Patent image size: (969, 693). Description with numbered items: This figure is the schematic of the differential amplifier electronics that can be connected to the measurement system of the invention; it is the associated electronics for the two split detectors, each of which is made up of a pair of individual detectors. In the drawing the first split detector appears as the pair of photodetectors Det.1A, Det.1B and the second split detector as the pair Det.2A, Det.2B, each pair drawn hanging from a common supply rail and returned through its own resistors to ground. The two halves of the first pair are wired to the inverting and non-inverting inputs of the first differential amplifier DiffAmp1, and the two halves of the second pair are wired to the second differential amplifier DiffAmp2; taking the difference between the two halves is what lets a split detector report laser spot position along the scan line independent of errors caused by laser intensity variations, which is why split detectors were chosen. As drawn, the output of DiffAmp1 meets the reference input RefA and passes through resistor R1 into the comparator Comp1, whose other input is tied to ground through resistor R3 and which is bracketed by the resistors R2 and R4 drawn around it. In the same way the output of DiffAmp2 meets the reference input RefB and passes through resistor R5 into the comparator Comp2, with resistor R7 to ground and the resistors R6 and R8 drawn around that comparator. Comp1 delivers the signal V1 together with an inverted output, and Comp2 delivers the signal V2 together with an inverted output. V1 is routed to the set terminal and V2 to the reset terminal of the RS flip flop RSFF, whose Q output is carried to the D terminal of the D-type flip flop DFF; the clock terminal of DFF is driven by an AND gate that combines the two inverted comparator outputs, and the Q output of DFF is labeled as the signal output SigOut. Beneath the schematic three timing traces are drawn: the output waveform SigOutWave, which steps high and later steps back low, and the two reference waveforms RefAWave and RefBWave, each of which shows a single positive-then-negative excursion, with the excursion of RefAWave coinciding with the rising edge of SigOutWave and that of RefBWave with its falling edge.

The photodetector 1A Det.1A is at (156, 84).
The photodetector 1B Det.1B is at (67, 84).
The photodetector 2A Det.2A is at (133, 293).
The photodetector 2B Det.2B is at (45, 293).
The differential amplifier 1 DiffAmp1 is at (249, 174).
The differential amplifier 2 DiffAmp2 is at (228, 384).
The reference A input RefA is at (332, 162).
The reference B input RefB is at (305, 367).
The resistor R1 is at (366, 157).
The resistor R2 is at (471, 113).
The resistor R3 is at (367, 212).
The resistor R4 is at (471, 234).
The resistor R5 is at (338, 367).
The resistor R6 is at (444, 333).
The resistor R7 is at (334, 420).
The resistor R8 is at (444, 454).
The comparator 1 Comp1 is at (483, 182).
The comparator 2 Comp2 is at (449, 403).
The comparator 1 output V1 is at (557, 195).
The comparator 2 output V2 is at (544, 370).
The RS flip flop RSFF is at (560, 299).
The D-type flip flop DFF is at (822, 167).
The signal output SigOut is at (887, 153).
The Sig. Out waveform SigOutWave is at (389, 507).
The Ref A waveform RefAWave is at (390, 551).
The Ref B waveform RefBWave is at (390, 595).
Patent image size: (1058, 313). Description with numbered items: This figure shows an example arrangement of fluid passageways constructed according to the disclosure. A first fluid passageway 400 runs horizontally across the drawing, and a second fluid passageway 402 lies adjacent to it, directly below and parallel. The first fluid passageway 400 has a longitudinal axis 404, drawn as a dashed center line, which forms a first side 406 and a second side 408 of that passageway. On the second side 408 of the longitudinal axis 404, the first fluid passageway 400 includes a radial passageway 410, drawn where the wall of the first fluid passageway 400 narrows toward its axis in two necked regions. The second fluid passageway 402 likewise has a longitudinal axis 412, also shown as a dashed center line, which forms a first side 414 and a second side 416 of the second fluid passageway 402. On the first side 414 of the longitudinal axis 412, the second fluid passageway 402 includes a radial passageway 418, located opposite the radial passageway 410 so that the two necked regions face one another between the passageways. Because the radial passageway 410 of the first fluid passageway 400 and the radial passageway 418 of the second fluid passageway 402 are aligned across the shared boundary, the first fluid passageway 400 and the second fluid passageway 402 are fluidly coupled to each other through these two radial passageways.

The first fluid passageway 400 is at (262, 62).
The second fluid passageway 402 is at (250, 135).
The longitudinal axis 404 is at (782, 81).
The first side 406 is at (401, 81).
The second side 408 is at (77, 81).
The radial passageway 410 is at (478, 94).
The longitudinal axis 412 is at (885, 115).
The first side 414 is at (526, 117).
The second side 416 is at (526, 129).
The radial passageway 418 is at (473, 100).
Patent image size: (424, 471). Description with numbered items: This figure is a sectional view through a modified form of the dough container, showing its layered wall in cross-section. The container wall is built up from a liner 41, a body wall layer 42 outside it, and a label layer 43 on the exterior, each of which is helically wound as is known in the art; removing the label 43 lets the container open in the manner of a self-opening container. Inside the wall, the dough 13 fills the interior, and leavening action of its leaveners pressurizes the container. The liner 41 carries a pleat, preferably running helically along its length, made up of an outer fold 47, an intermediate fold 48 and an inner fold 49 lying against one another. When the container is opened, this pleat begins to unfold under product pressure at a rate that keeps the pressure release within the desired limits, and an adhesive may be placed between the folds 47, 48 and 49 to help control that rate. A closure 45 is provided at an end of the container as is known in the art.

----

▸ PROBLEM REQUIREMENTS
Rewrite every line of the listing above as a numbered list, skipping any blank lines.

▸ TASK ANSWER
1. Patent image size: (969, 693). Description with numbered items: This figure is the schematic of the differential amplifier electronics that can be connected to the measurement system of the invention; it is the associated electronics for the two split detectors, each of which is made up of a pair of individual detectors. In the drawing the first split detector appears as the pair of photodetectors Det.1A, Det.1B and the second split detector as the pair Det.2A, Det.2B, each pair drawn hanging from a common supply rail and returned through its own resistors to ground. The two halves of the first pair are wired to the inverting and non-inverting inputs of the first differential amplifier DiffAmp1, and the two halves of the second pair are wired to the second differential amplifier DiffAmp2; taking the difference between the two halves is what lets a split detector report laser spot position along the scan line independent of errors caused by laser intensity variations, which is why split detectors were chosen. As drawn, the output of DiffAmp1 meets the reference input RefA and passes through resistor R1 into the comparator Comp1, whose other input is tied to ground through resistor R3 and which is bracketed by the resistors R2 and R4 drawn around it. In the same way the output of DiffAmp2 meets the reference input RefB and passes through resistor R5 into the comparator Comp2, with resistor R7 to ground and the resistors R6 and R8 drawn around that comparator. Comp1 delivers the signal V1 together with an inverted output, and Comp2 delivers the signal V2 together with an inverted output. V1 is routed to the set terminal and V2 to the reset terminal of the RS flip flop RSFF, whose Q output is carried to the D terminal of the D-type flip flop DFF; the clock terminal of DFF is driven by an AND gate that combines the two inverted comparator outputs, and the Q output of DFF is labeled as the signal output SigOut. Beneath the schematic three timing traces are drawn: the output waveform SigOutWave, which steps high and later steps back low, and the two reference waveforms RefAWave and RefBWave, each of which shows a single positive-then-negative excursion, with the excursion of RefAWave coinciding with the rising edge of SigOutWave and that of RefBWave with its falling edge.
2. The photodetector 1A Det.1A is at (156, 84).
3. The photodetector 1B Det.1B is at (67, 84).
4. The photodetector 2A Det.2A is at (133, 293).
5. The photodetector 2B Det.2B is at (45, 293).
6. The differential amplifier 1 DiffAmp1 is at (249, 174).
7. The differential amplifier 2 DiffAmp2 is at (228, 384).
8. The reference A input RefA is at (332, 162).
9. The reference B input RefB is at (305, 367).
10. The resistor R1 is at (366, 157).
11. The resistor R2 is at (471, 113).
12. The resistor R3 is at (367, 212).
13. The resistor R4 is at (471, 234).
14. The resistor R5 is at (338, 367).
15. The resistor R6 is at (444, 333).
16. The resistor R7 is at (334, 420).
17. The resistor R8 is at (444, 454).
18. The comparator 1 Comp1 is at (483, 182).
19. The comparator 2 Comp2 is at (449, 403).
20. The comparator 1 output V1 is at (557, 195).
21. The comparator 2 output V2 is at (544, 370).
22. The RS flip flop RSFF is at (560, 299).
23. The D-type flip flop DFF is at (822, 167).
24. The signal output SigOut is at (887, 153).
25. The Sig. Out waveform SigOutWave is at (389, 507).
26. The Ref A waveform RefAWave is at (390, 551).
27. The Ref B waveform RefBWave is at (390, 595).
28. Patent image size: (1058, 313). Description with numbered items: This figure shows an example arrangement of fluid passageways constructed according to the disclosure. A first fluid passageway 400 runs horizontally across the drawing, and a second fluid passageway 402 lies adjacent to it, directly below and parallel. The first fluid passageway 400 has a longitudinal axis 404, drawn as a dashed center line, which forms a first side 406 and a second side 408 of that passageway. On the second side 408 of the longitudinal axis 404, the first fluid passageway 400 includes a radial passageway 410, drawn where the wall of the first fluid passageway 400 narrows toward its axis in two necked regions. The second fluid passageway 402 likewise has a longitudinal axis 412, also shown as a dashed center line, which forms a first side 414 and a second side 416 of the second fluid passageway 402. On the first side 414 of the longitudinal axis 412, the second fluid passageway 402 includes a radial passageway 418, located opposite the radial passageway 410 so that the two necked regions face one another between the passageways. Because the radial passageway 410 of the first fluid passageway 400 and the radial passageway 418 of the second fluid passageway 402 are aligned across the shared boundary, the first fluid passageway 400 and the second fluid passageway 402 are fluidly coupled to each other through these two radial passageways.
29. The first fluid passageway 400 is at (262, 62).
30. The second fluid passageway 402 is at (250, 135).
31. The longitudinal axis 404 is at (782, 81).
32. The first side 406 is at (401, 81).
33. The second side 408 is at (77, 81).
34. The radial passageway 410 is at (478, 94).
35. The longitudinal axis 412 is at (885, 115).
36. The first side 414 is at (526, 117).
37. The second side 416 is at (526, 129).
38. The radial passageway 418 is at (473, 100).
39. Patent image size: (424, 471). Description with numbered items: This figure is a sectional view through a modified form of the dough container, showing its layered wall in cross-section. The container wall is built up from a liner 41, a body wall layer 42 outside it, and a label layer 43 on the exterior, each of which is helically wound as is known in the art; removing the label 43 lets the container open in the manner of a self-opening container. Inside the wall, the dough 13 fills the interior, and leavening action of its leaveners pressurizes the container. The liner 41 carries a pleat, preferably running helically along its length, made up of an outer fold 47, an intermediate fold 48 and an inner fold 49 lying against one another. When the container is opened, this pleat begins to unfold under product pressure at a rate that keeps the pressure release within the desired limits, and an adhesive may be placed between the folds 47, 48 and 49 to help control that rate. A closure 45 is provided at an end of the container as is known in the art.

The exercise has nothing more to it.